== REQUEST ==
Pick out each line of the records in which the word "JSON" appears.

-------- MATERIAL FOR THIS EXERCISE --------

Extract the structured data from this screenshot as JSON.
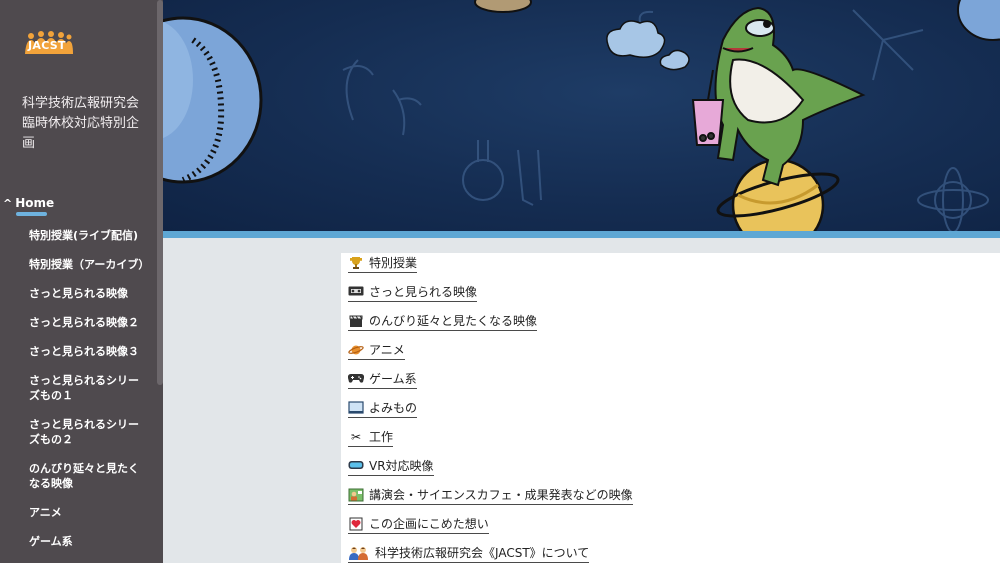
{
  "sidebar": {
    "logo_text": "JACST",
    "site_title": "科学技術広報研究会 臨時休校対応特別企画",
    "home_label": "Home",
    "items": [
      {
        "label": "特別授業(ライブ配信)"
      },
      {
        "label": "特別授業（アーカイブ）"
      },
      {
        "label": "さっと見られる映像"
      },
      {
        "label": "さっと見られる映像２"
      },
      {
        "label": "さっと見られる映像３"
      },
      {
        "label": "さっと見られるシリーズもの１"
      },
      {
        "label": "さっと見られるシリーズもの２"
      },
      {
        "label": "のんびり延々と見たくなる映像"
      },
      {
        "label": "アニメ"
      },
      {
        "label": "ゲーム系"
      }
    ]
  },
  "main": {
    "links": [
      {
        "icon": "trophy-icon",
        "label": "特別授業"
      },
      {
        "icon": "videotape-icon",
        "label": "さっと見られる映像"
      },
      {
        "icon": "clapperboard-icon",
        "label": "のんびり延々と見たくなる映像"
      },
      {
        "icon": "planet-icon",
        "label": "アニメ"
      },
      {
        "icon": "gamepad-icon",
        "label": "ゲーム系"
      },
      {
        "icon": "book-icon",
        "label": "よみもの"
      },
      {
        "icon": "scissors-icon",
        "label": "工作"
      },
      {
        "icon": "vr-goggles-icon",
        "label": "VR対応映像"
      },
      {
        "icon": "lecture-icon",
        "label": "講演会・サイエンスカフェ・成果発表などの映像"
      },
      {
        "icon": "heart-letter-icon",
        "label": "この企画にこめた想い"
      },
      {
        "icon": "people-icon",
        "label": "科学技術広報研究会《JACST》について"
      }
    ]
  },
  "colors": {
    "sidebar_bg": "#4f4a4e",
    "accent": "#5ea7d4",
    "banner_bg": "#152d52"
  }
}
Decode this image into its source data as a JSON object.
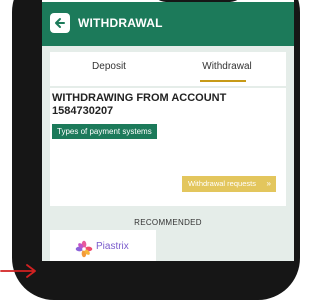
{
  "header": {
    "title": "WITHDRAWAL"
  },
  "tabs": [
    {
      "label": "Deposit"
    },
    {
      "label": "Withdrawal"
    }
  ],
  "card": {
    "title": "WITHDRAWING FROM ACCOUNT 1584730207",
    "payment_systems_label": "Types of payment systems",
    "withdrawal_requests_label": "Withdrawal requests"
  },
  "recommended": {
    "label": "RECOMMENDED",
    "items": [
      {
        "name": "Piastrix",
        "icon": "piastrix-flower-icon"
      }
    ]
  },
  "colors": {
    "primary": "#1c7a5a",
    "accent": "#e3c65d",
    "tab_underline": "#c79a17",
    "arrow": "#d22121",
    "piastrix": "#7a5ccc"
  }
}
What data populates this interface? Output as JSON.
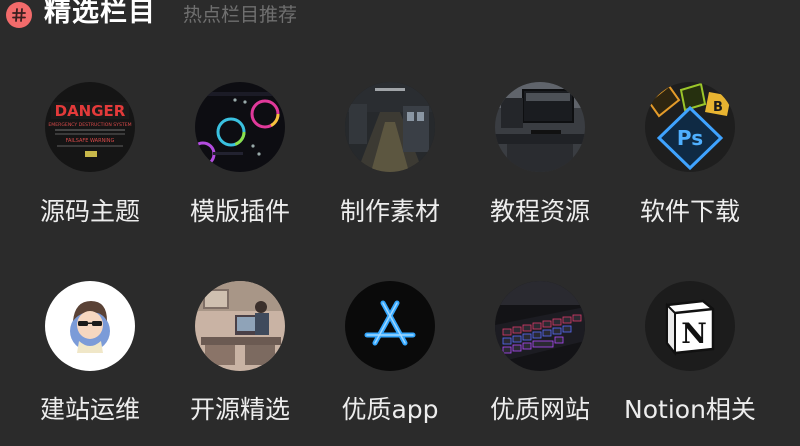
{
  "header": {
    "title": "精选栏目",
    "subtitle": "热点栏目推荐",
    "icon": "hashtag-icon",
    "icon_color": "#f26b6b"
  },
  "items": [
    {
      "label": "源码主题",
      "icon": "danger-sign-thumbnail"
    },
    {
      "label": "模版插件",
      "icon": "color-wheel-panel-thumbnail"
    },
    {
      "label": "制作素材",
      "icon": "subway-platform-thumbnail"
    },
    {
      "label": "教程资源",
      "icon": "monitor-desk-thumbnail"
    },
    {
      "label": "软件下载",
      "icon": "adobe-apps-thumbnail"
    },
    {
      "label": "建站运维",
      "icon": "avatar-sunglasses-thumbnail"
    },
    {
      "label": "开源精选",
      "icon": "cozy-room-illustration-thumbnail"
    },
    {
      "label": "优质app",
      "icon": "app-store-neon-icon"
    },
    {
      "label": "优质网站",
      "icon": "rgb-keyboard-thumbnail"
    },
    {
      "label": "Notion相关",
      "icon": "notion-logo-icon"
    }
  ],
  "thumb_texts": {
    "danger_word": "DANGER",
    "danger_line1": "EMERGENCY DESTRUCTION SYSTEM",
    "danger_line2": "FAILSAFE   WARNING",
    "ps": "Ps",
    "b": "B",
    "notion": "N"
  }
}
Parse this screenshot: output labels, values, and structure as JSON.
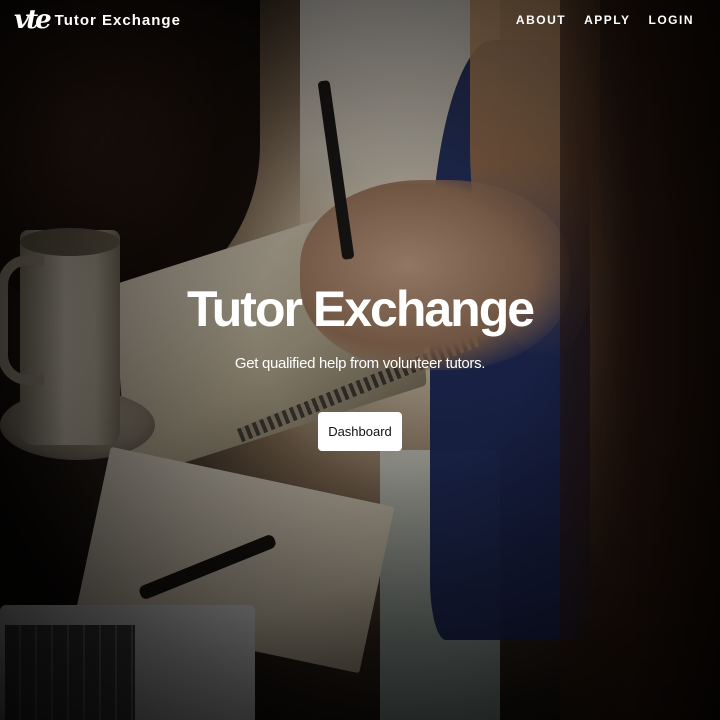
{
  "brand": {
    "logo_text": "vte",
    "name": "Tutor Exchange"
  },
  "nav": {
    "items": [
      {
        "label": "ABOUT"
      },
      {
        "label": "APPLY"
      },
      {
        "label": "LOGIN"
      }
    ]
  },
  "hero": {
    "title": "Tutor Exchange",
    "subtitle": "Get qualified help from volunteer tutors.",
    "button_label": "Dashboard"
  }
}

--------

== FULL RESPONSE ==
Extract the structured data from this screenshot as JSON.
Decode this image into its source data as a JSON object.
What data populates this interface? Output as JSON.
Parse this screenshot: output labels, values, and structure as JSON.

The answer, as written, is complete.